##### Entries #####
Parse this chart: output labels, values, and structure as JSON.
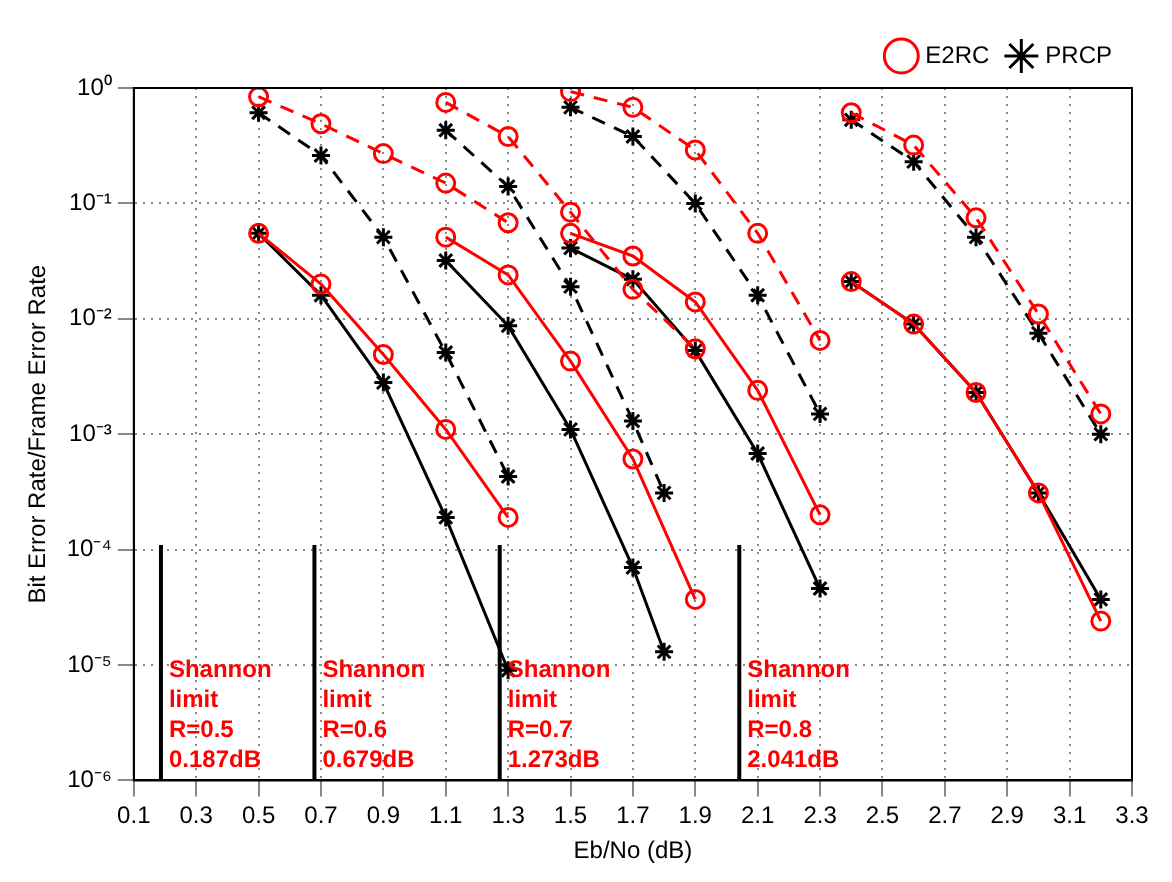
{
  "chart_data": {
    "type": "line",
    "xlabel": "Eb/No (dB)",
    "ylabel": "Bit Error Rate/Frame Error Rate",
    "log": "y",
    "grid": true,
    "legend": "top right",
    "xlim": [
      0.1,
      3.3
    ],
    "xticks": [
      0.1,
      0.3,
      0.5,
      0.7,
      0.9,
      1.1,
      1.3,
      1.5,
      1.7,
      1.9,
      2.1,
      2.3,
      2.5,
      2.7,
      2.9,
      3.1,
      3.3
    ],
    "ylim": [
      1e-06,
      1
    ],
    "yticks": [
      {
        "value": 1e-06,
        "label": "10⁻⁶"
      },
      {
        "value": 1e-05,
        "label": "10⁻⁵"
      },
      {
        "value": 0.0001,
        "label": "10⁻⁴"
      },
      {
        "value": 0.001,
        "label": "10⁻³"
      },
      {
        "value": 0.01,
        "label": "10⁻²"
      },
      {
        "value": 0.1,
        "label": "10⁻¹"
      },
      {
        "value": 1,
        "label": "10⁰"
      }
    ],
    "series": [
      {
        "name": "E2RC",
        "color": "#ff0000",
        "marker": "circle",
        "line_style": "solid",
        "x": [
          0.5,
          0.7,
          0.9,
          1.1,
          1.3
        ],
        "values": [
          0.055,
          0.02,
          0.0049,
          0.0011,
          0.00019
        ]
      },
      {
        "name": "PRCP",
        "color": "#000000",
        "marker": "cross",
        "line_style": "solid",
        "x": [
          0.5,
          0.7,
          0.9,
          1.1,
          1.3
        ],
        "values": [
          0.055,
          0.016,
          0.0028,
          0.00019,
          9e-06
        ]
      },
      {
        "color": "#ff0000",
        "marker": "circle",
        "line_style": "dashed",
        "x": [
          0.5,
          0.7,
          0.9,
          1.1,
          1.3
        ],
        "values": [
          0.84,
          0.49,
          0.27,
          0.15,
          0.068
        ]
      },
      {
        "color": "#000000",
        "marker": "cross",
        "line_style": "dashed",
        "x": [
          0.5,
          0.7,
          0.9,
          1.1,
          1.3
        ],
        "values": [
          0.61,
          0.26,
          0.051,
          0.0051,
          0.00043
        ]
      },
      {
        "color": "#ff0000",
        "marker": "circle",
        "line_style": "solid",
        "x": [
          1.1,
          1.3,
          1.5,
          1.7,
          1.9
        ],
        "values": [
          0.051,
          0.024,
          0.0043,
          0.00061,
          3.7e-05
        ]
      },
      {
        "color": "#000000",
        "marker": "cross",
        "line_style": "solid",
        "x": [
          1.1,
          1.3,
          1.5,
          1.7,
          1.8
        ],
        "values": [
          0.032,
          0.0087,
          0.0011,
          7e-05,
          1.3e-05
        ]
      },
      {
        "color": "#ff0000",
        "marker": "circle",
        "line_style": "dashed",
        "x": [
          1.1,
          1.3,
          1.5,
          1.7,
          1.9
        ],
        "values": [
          0.75,
          0.38,
          0.084,
          0.018,
          0.0055
        ]
      },
      {
        "color": "#000000",
        "marker": "cross",
        "line_style": "dashed",
        "x": [
          1.1,
          1.3,
          1.5,
          1.7,
          1.8
        ],
        "values": [
          0.43,
          0.14,
          0.019,
          0.0013,
          0.00031
        ]
      },
      {
        "color": "#ff0000",
        "marker": "circle",
        "line_style": "solid",
        "x": [
          1.5,
          1.7,
          1.9,
          2.1,
          2.3
        ],
        "values": [
          0.055,
          0.035,
          0.014,
          0.0024,
          0.0002
        ]
      },
      {
        "color": "#000000",
        "marker": "cross",
        "line_style": "solid",
        "x": [
          1.5,
          1.7,
          1.9,
          2.1,
          2.3
        ],
        "values": [
          0.041,
          0.022,
          0.0053,
          0.00068,
          4.6e-05
        ]
      },
      {
        "color": "#ff0000",
        "marker": "circle",
        "line_style": "dashed",
        "x": [
          1.5,
          1.7,
          1.9,
          2.1,
          2.3
        ],
        "values": [
          0.93,
          0.68,
          0.29,
          0.055,
          0.0065
        ]
      },
      {
        "color": "#000000",
        "marker": "cross",
        "line_style": "dashed",
        "x": [
          1.5,
          1.7,
          1.9,
          2.1,
          2.3
        ],
        "values": [
          0.68,
          0.38,
          0.1,
          0.016,
          0.0015
        ]
      },
      {
        "color": "#ff0000",
        "marker": "circle",
        "line_style": "solid",
        "x": [
          2.4,
          2.6,
          2.8,
          3.0,
          3.2
        ],
        "values": [
          0.021,
          0.009,
          0.0023,
          0.00031,
          2.4e-05
        ]
      },
      {
        "color": "#000000",
        "marker": "cross",
        "line_style": "solid",
        "x": [
          2.4,
          2.6,
          2.8,
          3.0,
          3.2
        ],
        "values": [
          0.021,
          0.009,
          0.0023,
          0.00031,
          3.7e-05
        ]
      },
      {
        "color": "#ff0000",
        "marker": "circle",
        "line_style": "dashed",
        "x": [
          2.4,
          2.6,
          2.8,
          3.0,
          3.2
        ],
        "values": [
          0.61,
          0.32,
          0.075,
          0.011,
          0.0015
        ]
      },
      {
        "color": "#000000",
        "marker": "cross",
        "line_style": "dashed",
        "x": [
          2.4,
          2.6,
          2.8,
          3.0,
          3.2
        ],
        "values": [
          0.53,
          0.23,
          0.051,
          0.0075,
          0.001
        ]
      }
    ],
    "ref_lines": [
      {
        "axis": "x",
        "value": 0.187,
        "label": "Shannon\nlimit\nR=0.5\n0.187dB",
        "color": "#000000"
      },
      {
        "axis": "x",
        "value": 0.679,
        "label": "Shannon\nlimit\nR=0.6\n0.679dB",
        "color": "#000000"
      },
      {
        "axis": "x",
        "value": 1.273,
        "label": "Shannon\nlimit\nR=0.7\n1.273dB",
        "color": "#000000"
      },
      {
        "axis": "x",
        "value": 2.041,
        "label": "Shannon\nlimit\nR=0.8\n2.041dB",
        "color": "#000000"
      }
    ]
  }
}
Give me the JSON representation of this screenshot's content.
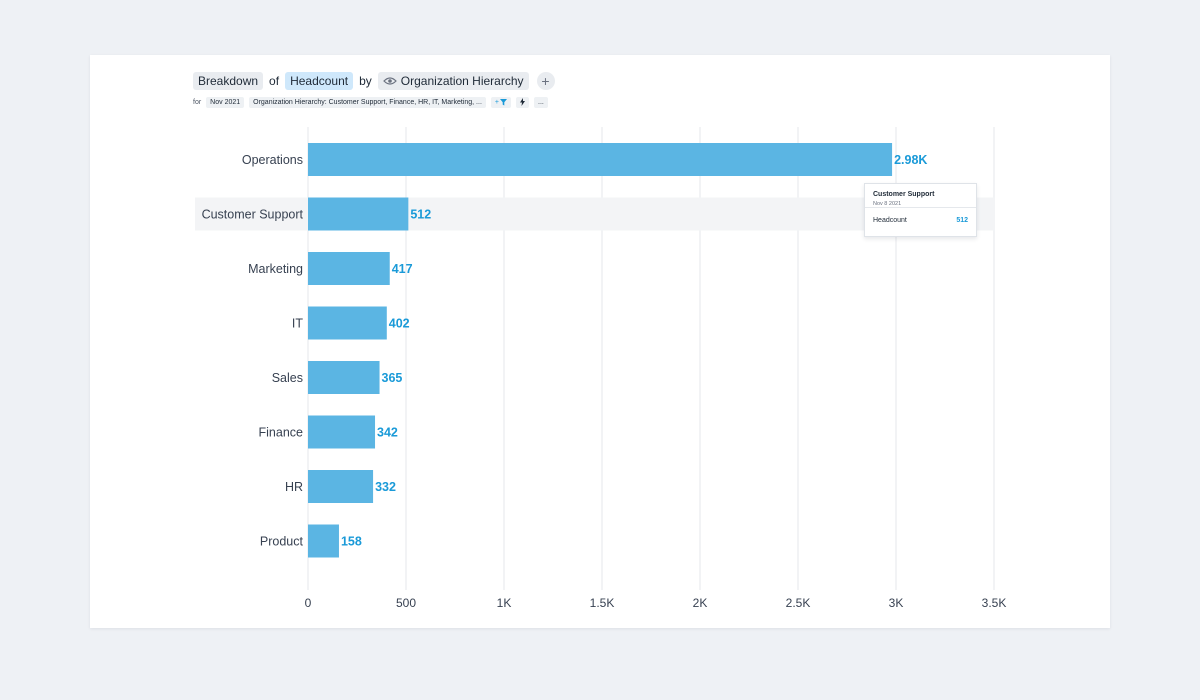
{
  "query": {
    "breakdown_word": "Breakdown",
    "of_word": "of",
    "metric": "Headcount",
    "by_word": "by",
    "dimension": "Organization Hierarchy",
    "add_symbol": "+"
  },
  "filters": {
    "for_word": "for",
    "date": "Nov 2021",
    "hierarchy_filter": "Organization Hierarchy: Customer Support, Finance, HR, IT, Marketing, ...",
    "add_filter_symbol": "+",
    "more_symbol": "..."
  },
  "tooltip": {
    "title": "Customer Support",
    "date": "Nov 8 2021",
    "metric_label": "Headcount",
    "value": "512"
  },
  "colors": {
    "bar": "#5bb5e3",
    "label": "#1a9ad8",
    "highlight_row": "#f3f4f6",
    "grid": "#e5e7eb"
  },
  "chart_data": {
    "type": "bar",
    "orientation": "horizontal",
    "categories": [
      "Operations",
      "Customer Support",
      "Marketing",
      "IT",
      "Sales",
      "Finance",
      "HR",
      "Product"
    ],
    "values": [
      2980,
      512,
      417,
      402,
      365,
      342,
      332,
      158
    ],
    "value_labels": [
      "2.98K",
      "512",
      "417",
      "402",
      "365",
      "342",
      "332",
      "158"
    ],
    "xlim": [
      0,
      3500
    ],
    "xticks": [
      0,
      500,
      1000,
      1500,
      2000,
      2500,
      3000,
      3500
    ],
    "xtick_labels": [
      "0",
      "500",
      "1K",
      "1.5K",
      "2K",
      "2.5K",
      "3K",
      "3.5K"
    ],
    "highlighted_category": "Customer Support",
    "grid": true
  }
}
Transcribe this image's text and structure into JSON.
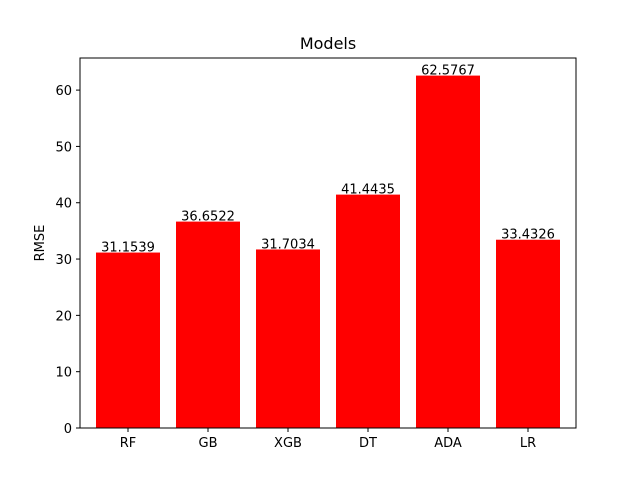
{
  "chart_data": {
    "type": "bar",
    "title": "Models",
    "xlabel": "",
    "ylabel": "RMSE",
    "categories": [
      "RF",
      "GB",
      "XGB",
      "DT",
      "ADA",
      "LR"
    ],
    "values": [
      31.1539,
      36.6522,
      31.7034,
      41.4435,
      62.5767,
      33.4326
    ],
    "data_labels": [
      "31.1539",
      "36.6522",
      "31.7034",
      "41.4435",
      "62.5767",
      "33.4326"
    ],
    "ylim": [
      0,
      65.7
    ],
    "yticks": [
      0,
      10,
      20,
      30,
      40,
      50,
      60
    ],
    "grid": false,
    "legend": "none",
    "bar_color": "#ff0000"
  }
}
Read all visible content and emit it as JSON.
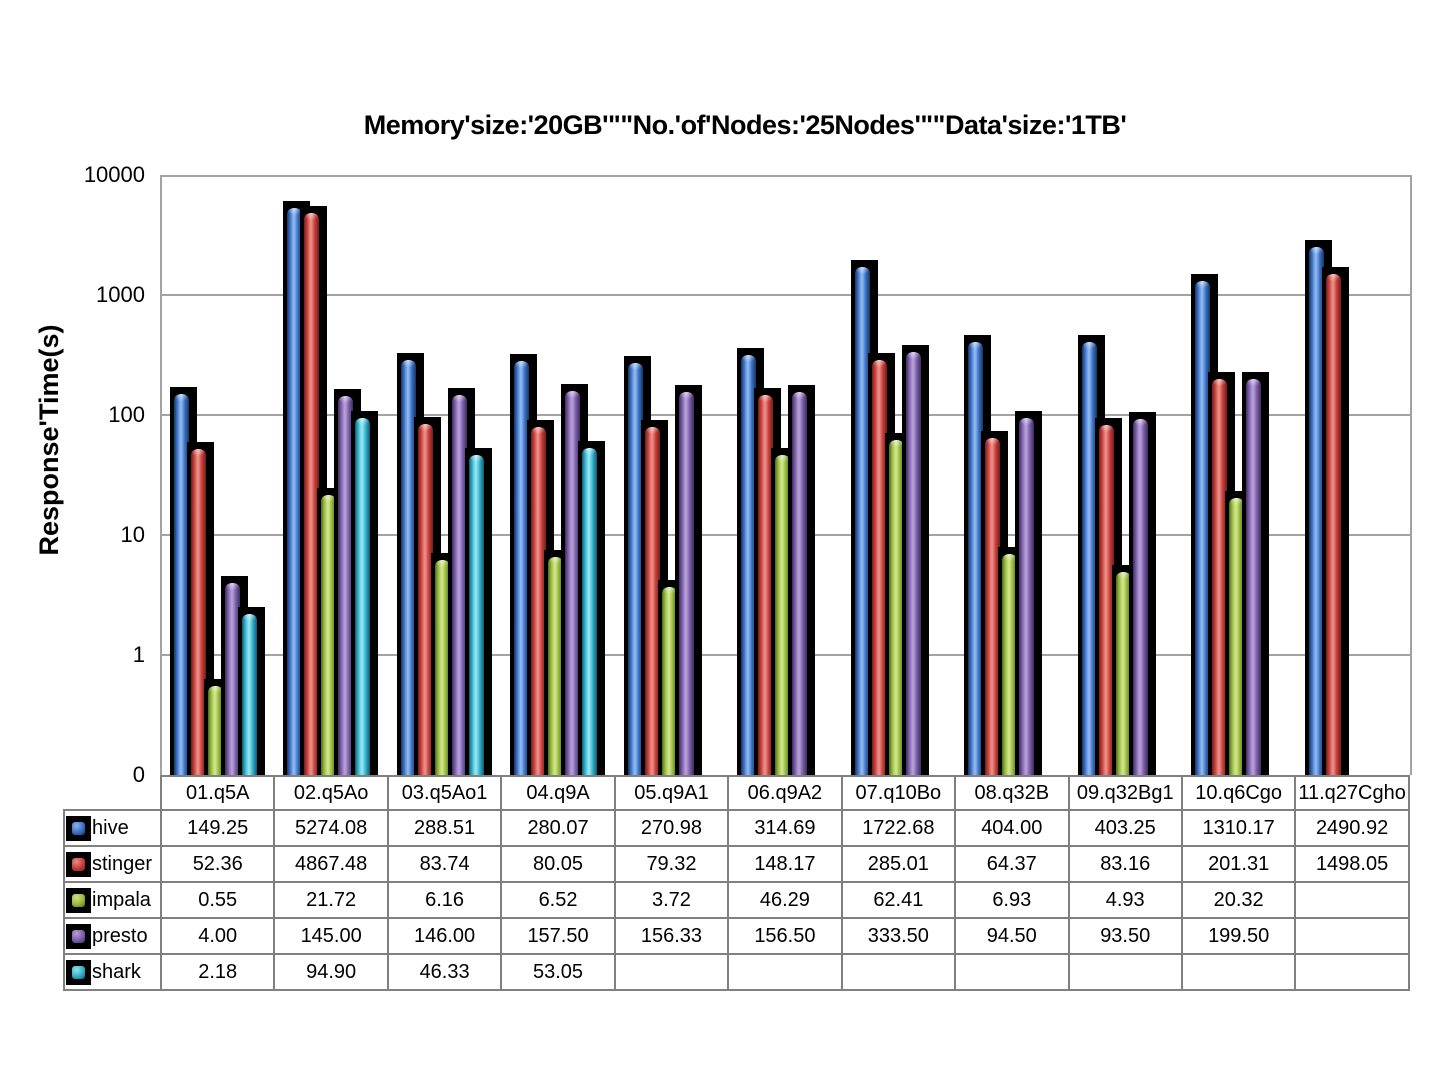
{
  "title": "Memory'size:'20GB'\"\"No.'of'Nodes:'25Nodes'\"\"Data'size:'1TB'",
  "y_axis": {
    "title": "Response'Time(s)",
    "ticks": [
      "10000",
      "1000",
      "100",
      "10",
      "1",
      "0"
    ]
  },
  "chart_data": {
    "type": "bar",
    "title": "Memory'size:'20GB'\"\"No.'of'Nodes:'25Nodes'\"\"Data'size:'1TB'",
    "xlabel": "",
    "ylabel": "Response'Time(s)",
    "y_scale": "log",
    "ylim": [
      0.1,
      10000
    ],
    "grid": true,
    "legend_position": "table-left",
    "categories": [
      "01.q5A",
      "02.q5Ao",
      "03.q5Ao1",
      "04.q9A",
      "05.q9A1",
      "06.q9A2",
      "07.q10Bo",
      "08.q32B",
      "09.q32Bg1",
      "10.q6Cgo",
      "11.q27Cgho"
    ],
    "series": [
      {
        "name": "hive",
        "values": [
          149.25,
          5274.08,
          288.51,
          280.07,
          270.98,
          314.69,
          1722.68,
          404.0,
          403.25,
          1310.17,
          2490.92
        ],
        "colors": {
          "dark": "#16375f",
          "mid": "#3b6fc6",
          "light": "#8ab6ec"
        }
      },
      {
        "name": "stinger",
        "values": [
          52.36,
          4867.48,
          83.74,
          80.05,
          79.32,
          148.17,
          285.01,
          64.37,
          83.16,
          201.31,
          1498.05
        ],
        "colors": {
          "dark": "#741e1c",
          "mid": "#c43d39",
          "light": "#ec8a84"
        }
      },
      {
        "name": "impala",
        "values": [
          0.55,
          21.72,
          6.16,
          6.52,
          3.72,
          46.29,
          62.41,
          6.93,
          4.93,
          20.32,
          null
        ],
        "colors": {
          "dark": "#4f6a1b",
          "mid": "#94b83d",
          "light": "#cfe387"
        }
      },
      {
        "name": "presto",
        "values": [
          4.0,
          145.0,
          146.0,
          157.5,
          156.33,
          156.5,
          333.5,
          94.5,
          93.5,
          199.5,
          null
        ],
        "colors": {
          "dark": "#3f2d5c",
          "mid": "#7a5da8",
          "light": "#b49cd6"
        }
      },
      {
        "name": "shark",
        "values": [
          2.18,
          94.9,
          46.33,
          53.05,
          null,
          null,
          null,
          null,
          null,
          null,
          null
        ],
        "colors": {
          "dark": "#125a6e",
          "mid": "#33afc9",
          "light": "#90e4f2"
        }
      }
    ]
  },
  "style_colors": {
    "gridline": "#a3a3a3",
    "table_border": "#808080",
    "bar_frame": "#000000",
    "background": "#ffffff"
  }
}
#####
Copy out each line of the data where the string "JSON" appears.

Parse this chart: output labels, values, and structure as JSON.
Give me the JSON representation of this screenshot's content.
Transcribe this image's text and structure into JSON.
Read all visible content and emit it as JSON.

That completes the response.